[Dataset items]
══════
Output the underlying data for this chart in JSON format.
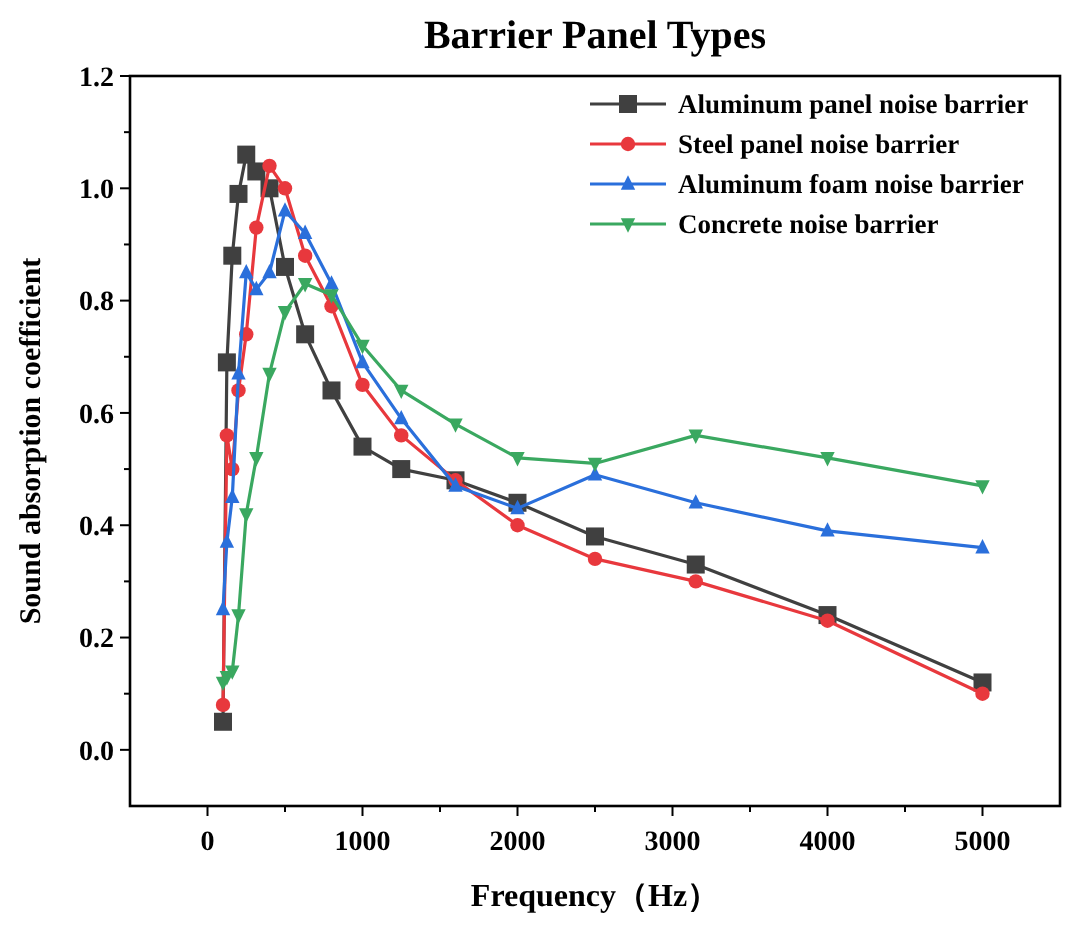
{
  "chart_data": {
    "type": "line",
    "title": "Barrier Panel Types",
    "xlabel": "Frequency（Hz）",
    "ylabel": "Sound absorption coefficient",
    "x": [
      100,
      125,
      160,
      200,
      250,
      315,
      400,
      500,
      630,
      800,
      1000,
      1250,
      1600,
      2000,
      2500,
      3150,
      4000,
      5000
    ],
    "series": [
      {
        "name": "Aluminum panel noise barrier",
        "color": "#404040",
        "marker": "square",
        "values": [
          0.05,
          0.69,
          0.88,
          0.99,
          1.06,
          1.03,
          1.0,
          0.86,
          0.74,
          0.64,
          0.54,
          0.5,
          0.48,
          0.44,
          0.38,
          0.33,
          0.24,
          0.12
        ]
      },
      {
        "name": "Steel panel noise barrier",
        "color": "#e8383d",
        "marker": "circle",
        "values": [
          0.08,
          0.56,
          0.5,
          0.64,
          0.74,
          0.93,
          1.04,
          1.0,
          0.88,
          0.79,
          0.65,
          0.56,
          0.48,
          0.4,
          0.34,
          0.3,
          0.23,
          0.1
        ]
      },
      {
        "name": "Aluminum foam noise barrier",
        "color": "#2a6fdb",
        "marker": "triangle",
        "values": [
          0.25,
          0.37,
          0.45,
          0.67,
          0.85,
          0.82,
          0.85,
          0.96,
          0.92,
          0.83,
          0.69,
          0.59,
          0.47,
          0.43,
          0.49,
          0.44,
          0.39,
          0.36
        ]
      },
      {
        "name": "Concrete noise barrier",
        "color": "#3aa860",
        "marker": "triangle-down",
        "values": [
          0.12,
          0.13,
          0.14,
          0.24,
          0.42,
          0.52,
          0.67,
          0.78,
          0.83,
          0.81,
          0.72,
          0.64,
          0.58,
          0.52,
          0.51,
          0.56,
          0.52,
          0.47
        ]
      }
    ],
    "xlim": [
      -500,
      5500
    ],
    "xticks": [
      0,
      {
        "value": 500,
        "label": null
      },
      1000,
      {
        "value": 1500,
        "label": null
      },
      2000,
      {
        "value": 2500,
        "label": null
      },
      3000,
      {
        "value": 3500,
        "label": null
      },
      4000,
      {
        "value": 4500,
        "label": null
      },
      5000
    ],
    "ylim": [
      -0.1,
      1.2
    ],
    "yticks": [
      {
        "value": 0,
        "label": "0.0"
      },
      {
        "value": 0.1,
        "label": null
      },
      {
        "value": 0.2,
        "label": "0.2"
      },
      {
        "value": 0.3,
        "label": null
      },
      {
        "value": 0.4,
        "label": "0.4"
      },
      {
        "value": 0.5,
        "label": null
      },
      {
        "value": 0.6,
        "label": "0.6"
      },
      {
        "value": 0.7,
        "label": null
      },
      {
        "value": 0.8,
        "label": "0.8"
      },
      {
        "value": 0.9,
        "label": null
      },
      {
        "value": 1.0,
        "label": "1.0"
      },
      {
        "value": 1.1,
        "label": null
      },
      {
        "value": 1.2,
        "label": "1.2"
      }
    ],
    "grid": false,
    "legend": "top right",
    "line_style": "solid"
  }
}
══════
Request
Lines from the records above that hold "marker" are the ones to list.

Result of this task
        "marker": "square",
        "marker": "circle",
        "marker": "triangle",
        "marker": "triangle-down",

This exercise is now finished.